_Exercise goal_.
Quote the line containing "Convert this screenshot" and all lines that follow it in the listing below, exactly as written.

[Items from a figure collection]

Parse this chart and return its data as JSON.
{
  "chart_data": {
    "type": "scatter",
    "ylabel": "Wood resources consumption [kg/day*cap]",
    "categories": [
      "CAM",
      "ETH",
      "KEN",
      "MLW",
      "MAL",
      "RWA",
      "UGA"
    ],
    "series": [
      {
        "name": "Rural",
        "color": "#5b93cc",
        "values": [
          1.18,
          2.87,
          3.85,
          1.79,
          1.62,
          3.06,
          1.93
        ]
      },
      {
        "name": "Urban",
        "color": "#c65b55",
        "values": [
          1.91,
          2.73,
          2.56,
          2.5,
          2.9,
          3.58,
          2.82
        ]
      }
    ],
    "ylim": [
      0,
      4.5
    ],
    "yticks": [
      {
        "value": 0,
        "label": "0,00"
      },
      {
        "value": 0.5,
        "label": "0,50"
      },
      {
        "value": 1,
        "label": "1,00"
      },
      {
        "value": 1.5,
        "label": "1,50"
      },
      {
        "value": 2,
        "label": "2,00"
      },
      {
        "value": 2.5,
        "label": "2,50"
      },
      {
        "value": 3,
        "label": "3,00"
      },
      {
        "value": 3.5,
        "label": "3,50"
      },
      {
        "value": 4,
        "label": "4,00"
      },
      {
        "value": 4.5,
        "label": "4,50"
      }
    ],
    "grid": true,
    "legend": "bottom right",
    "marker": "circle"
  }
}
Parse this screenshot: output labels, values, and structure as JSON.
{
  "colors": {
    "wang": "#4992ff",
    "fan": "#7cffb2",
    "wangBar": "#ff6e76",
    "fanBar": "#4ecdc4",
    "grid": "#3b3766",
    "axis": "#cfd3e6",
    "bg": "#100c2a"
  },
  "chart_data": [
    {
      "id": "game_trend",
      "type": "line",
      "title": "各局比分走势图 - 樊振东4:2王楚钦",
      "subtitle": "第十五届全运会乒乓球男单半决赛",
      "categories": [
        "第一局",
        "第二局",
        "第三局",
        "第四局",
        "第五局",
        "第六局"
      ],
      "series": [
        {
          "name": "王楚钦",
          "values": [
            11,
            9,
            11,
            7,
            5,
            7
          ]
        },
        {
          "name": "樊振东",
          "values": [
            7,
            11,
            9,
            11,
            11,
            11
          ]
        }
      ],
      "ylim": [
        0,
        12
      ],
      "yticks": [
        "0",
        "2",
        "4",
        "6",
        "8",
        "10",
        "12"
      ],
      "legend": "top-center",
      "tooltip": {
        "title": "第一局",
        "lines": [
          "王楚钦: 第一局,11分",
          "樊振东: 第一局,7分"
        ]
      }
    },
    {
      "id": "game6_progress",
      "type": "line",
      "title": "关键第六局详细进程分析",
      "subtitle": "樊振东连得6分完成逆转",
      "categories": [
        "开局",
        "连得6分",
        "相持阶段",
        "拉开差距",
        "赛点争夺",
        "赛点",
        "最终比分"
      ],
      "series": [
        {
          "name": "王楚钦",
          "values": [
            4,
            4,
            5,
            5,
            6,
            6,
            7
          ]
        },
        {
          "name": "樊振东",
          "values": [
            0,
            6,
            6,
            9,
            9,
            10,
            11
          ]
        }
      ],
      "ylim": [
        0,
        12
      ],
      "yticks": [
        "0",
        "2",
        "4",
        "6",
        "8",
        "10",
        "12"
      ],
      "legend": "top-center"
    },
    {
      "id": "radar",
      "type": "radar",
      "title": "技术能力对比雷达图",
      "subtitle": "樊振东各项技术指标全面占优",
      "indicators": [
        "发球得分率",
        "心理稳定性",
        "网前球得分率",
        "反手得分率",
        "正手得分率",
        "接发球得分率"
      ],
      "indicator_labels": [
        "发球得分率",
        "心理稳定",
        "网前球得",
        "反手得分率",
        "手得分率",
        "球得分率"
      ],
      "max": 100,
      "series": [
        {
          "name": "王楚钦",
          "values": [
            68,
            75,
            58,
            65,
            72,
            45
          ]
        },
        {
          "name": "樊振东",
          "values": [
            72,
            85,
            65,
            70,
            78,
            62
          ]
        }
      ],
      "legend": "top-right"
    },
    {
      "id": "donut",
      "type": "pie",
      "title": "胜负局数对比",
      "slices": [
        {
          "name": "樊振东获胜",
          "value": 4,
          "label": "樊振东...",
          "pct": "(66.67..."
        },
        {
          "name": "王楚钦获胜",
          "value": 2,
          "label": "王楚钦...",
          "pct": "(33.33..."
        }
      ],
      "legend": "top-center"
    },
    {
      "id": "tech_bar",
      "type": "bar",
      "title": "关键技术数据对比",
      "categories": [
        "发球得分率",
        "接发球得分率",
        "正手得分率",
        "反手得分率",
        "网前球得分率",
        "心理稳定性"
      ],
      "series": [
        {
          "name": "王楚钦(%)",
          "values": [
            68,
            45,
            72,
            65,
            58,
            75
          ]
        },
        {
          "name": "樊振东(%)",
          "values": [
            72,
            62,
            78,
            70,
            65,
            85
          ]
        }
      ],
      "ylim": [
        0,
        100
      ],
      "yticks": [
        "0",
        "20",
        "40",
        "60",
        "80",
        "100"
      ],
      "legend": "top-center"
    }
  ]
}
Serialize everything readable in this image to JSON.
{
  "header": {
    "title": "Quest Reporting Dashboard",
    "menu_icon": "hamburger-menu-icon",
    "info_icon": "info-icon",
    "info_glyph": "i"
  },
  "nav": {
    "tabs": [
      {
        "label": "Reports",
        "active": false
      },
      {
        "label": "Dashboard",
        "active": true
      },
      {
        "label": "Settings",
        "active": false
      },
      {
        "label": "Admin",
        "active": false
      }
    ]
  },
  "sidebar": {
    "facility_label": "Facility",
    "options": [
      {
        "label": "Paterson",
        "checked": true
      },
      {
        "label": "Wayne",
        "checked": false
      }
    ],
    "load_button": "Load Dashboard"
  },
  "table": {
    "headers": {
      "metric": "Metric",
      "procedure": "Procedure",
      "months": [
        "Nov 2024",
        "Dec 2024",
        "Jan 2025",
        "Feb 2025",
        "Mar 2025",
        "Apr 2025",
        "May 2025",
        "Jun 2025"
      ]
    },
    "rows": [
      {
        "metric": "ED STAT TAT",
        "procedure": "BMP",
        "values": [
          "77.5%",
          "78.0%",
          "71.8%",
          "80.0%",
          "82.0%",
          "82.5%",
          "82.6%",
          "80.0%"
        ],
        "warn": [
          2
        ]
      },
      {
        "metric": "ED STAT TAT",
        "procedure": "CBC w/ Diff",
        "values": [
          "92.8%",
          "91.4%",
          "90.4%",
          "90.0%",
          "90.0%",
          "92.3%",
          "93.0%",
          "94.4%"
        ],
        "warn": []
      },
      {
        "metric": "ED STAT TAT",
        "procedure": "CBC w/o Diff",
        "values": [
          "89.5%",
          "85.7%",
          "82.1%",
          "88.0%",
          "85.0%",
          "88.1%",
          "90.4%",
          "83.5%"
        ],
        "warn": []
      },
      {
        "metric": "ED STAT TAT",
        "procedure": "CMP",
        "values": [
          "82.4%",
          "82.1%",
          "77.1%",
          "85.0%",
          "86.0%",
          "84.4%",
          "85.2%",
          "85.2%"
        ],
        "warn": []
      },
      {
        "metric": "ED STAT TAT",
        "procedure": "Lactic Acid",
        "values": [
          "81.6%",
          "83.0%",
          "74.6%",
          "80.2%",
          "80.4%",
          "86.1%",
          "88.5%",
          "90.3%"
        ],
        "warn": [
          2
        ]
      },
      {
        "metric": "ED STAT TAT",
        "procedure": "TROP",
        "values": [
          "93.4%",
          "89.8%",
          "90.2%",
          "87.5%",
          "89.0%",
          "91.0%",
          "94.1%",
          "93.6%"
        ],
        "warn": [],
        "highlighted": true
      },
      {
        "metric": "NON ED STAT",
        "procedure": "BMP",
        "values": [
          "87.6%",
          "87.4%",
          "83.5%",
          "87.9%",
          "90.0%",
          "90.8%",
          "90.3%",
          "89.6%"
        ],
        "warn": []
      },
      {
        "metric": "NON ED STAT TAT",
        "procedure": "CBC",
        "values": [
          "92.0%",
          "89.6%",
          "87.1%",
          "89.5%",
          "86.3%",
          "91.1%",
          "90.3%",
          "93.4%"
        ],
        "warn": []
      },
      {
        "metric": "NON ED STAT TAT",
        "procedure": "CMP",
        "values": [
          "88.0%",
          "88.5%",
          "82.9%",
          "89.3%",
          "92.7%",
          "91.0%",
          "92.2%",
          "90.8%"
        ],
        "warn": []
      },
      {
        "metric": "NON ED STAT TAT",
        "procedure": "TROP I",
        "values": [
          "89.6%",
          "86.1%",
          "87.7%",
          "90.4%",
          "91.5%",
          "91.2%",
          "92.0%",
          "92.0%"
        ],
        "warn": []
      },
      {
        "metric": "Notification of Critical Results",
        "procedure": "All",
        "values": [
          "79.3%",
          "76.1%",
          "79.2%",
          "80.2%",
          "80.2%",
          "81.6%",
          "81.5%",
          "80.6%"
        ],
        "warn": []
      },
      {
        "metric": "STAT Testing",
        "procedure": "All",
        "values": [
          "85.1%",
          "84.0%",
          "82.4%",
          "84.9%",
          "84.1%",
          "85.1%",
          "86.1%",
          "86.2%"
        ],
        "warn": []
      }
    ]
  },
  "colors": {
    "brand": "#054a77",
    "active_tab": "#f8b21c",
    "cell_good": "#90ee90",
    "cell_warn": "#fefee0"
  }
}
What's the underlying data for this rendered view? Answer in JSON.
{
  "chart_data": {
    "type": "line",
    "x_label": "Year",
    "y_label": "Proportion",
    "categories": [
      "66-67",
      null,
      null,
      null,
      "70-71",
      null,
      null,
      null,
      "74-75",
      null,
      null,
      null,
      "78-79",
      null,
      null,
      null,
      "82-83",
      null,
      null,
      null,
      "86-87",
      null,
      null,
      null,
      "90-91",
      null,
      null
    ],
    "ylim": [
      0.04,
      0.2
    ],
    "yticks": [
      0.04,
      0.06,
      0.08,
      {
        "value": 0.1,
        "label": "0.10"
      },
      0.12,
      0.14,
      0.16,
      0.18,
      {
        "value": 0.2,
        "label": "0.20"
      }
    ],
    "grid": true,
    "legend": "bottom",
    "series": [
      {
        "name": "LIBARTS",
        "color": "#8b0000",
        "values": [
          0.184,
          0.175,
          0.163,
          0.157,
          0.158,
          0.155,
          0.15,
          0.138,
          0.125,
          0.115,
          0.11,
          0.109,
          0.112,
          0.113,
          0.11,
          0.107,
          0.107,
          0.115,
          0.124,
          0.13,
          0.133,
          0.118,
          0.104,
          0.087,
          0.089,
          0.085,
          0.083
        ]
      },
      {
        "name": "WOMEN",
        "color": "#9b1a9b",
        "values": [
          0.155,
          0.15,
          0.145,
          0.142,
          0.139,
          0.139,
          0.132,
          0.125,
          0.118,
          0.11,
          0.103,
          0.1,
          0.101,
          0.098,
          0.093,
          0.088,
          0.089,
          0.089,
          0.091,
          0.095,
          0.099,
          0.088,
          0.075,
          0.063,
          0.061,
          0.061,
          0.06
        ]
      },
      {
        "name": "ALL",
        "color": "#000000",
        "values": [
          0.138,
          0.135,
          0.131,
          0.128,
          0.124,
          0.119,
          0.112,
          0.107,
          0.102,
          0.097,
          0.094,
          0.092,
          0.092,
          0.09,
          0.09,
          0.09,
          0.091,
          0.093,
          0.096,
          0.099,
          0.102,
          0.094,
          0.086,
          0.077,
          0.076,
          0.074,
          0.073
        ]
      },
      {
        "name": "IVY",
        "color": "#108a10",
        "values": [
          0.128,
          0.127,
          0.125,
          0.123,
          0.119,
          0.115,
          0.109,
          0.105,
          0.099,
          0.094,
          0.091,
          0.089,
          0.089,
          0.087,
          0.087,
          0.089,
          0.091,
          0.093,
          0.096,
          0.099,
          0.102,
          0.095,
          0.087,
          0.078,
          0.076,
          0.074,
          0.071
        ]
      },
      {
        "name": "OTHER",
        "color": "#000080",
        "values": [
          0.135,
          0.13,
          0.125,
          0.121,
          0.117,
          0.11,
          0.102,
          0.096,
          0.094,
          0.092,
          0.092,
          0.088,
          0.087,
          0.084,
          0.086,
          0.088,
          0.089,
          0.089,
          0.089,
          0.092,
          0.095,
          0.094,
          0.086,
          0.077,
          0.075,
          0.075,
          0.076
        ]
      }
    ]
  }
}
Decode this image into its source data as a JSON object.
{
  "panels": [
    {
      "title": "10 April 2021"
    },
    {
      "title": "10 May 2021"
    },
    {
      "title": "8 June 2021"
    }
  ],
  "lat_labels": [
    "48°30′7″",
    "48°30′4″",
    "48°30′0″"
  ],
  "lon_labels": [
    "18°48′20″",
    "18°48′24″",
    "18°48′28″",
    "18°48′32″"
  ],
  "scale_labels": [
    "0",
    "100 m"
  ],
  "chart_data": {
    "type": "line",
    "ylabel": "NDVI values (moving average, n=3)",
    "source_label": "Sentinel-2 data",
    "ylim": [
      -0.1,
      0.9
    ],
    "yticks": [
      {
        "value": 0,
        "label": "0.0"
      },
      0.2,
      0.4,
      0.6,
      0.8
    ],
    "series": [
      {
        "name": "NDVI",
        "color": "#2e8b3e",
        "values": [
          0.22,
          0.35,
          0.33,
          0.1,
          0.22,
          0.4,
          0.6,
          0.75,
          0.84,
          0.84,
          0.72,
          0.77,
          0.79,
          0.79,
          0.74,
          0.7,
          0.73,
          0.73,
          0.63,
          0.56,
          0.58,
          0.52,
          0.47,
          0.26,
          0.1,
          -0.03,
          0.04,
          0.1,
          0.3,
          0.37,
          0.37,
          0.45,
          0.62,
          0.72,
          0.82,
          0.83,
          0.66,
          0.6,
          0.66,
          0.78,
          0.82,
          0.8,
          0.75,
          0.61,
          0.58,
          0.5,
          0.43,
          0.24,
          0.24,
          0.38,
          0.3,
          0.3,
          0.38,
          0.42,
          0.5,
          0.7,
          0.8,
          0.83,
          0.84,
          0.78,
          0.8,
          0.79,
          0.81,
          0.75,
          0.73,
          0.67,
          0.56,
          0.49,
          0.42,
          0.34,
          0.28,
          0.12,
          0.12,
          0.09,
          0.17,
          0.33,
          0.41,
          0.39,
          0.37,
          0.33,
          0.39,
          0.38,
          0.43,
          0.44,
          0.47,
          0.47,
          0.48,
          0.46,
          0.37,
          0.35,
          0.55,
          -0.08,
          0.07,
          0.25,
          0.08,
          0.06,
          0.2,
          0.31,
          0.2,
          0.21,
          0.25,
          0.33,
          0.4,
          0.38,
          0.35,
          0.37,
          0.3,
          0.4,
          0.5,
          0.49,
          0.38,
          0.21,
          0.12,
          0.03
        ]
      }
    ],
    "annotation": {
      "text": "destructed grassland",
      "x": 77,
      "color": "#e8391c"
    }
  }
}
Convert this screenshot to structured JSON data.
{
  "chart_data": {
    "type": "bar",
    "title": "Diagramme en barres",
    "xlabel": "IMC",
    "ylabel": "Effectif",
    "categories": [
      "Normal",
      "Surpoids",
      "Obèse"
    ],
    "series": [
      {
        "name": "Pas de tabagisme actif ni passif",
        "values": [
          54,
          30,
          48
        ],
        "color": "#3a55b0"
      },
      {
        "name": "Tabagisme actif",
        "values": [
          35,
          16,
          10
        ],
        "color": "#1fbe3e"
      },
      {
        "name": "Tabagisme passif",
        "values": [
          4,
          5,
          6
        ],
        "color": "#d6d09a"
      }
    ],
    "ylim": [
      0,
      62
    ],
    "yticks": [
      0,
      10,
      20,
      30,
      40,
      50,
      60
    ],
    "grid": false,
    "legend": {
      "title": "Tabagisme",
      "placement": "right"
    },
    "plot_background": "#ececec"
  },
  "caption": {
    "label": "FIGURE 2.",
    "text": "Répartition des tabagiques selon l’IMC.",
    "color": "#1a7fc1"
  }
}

_Reply to the exercise_.
Convert this screenshot to structured JSON data.
{
  "chart_data": {
    "type": "bar",
    "title": "Diagramme en barres",
    "xlabel": "IMC",
    "ylabel": "Effectif",
    "categories": [
      "Normal",
      "Surpoids",
      "Obèse"
    ],
    "series": [
      {
        "name": "Pas de tabagisme actif ni passif",
        "values": [
          54,
          30,
          48
        ],
        "color": "#3a55b0"
      },
      {
        "name": "Tabagisme actif",
        "values": [
          35,
          16,
          10
        ],
        "color": "#1fbe3e"
      },
      {
        "name": "Tabagisme passif",
        "values": [
          4,
          5,
          6
        ],
        "color": "#d6d09a"
      }
    ],
    "ylim": [
      0,
      62
    ],
    "yticks": [
      0,
      10,
      20,
      30,
      40,
      50,
      60
    ],
    "grid": false,
    "legend": {
      "title": "Tabagisme",
      "placement": "right"
    },
    "plot_background": "#ececec"
  },
  "caption": {
    "label": "FIGURE 2.",
    "text": "Répartition des tabagiques selon l’IMC.",
    "color": "#1a7fc1"
  }
}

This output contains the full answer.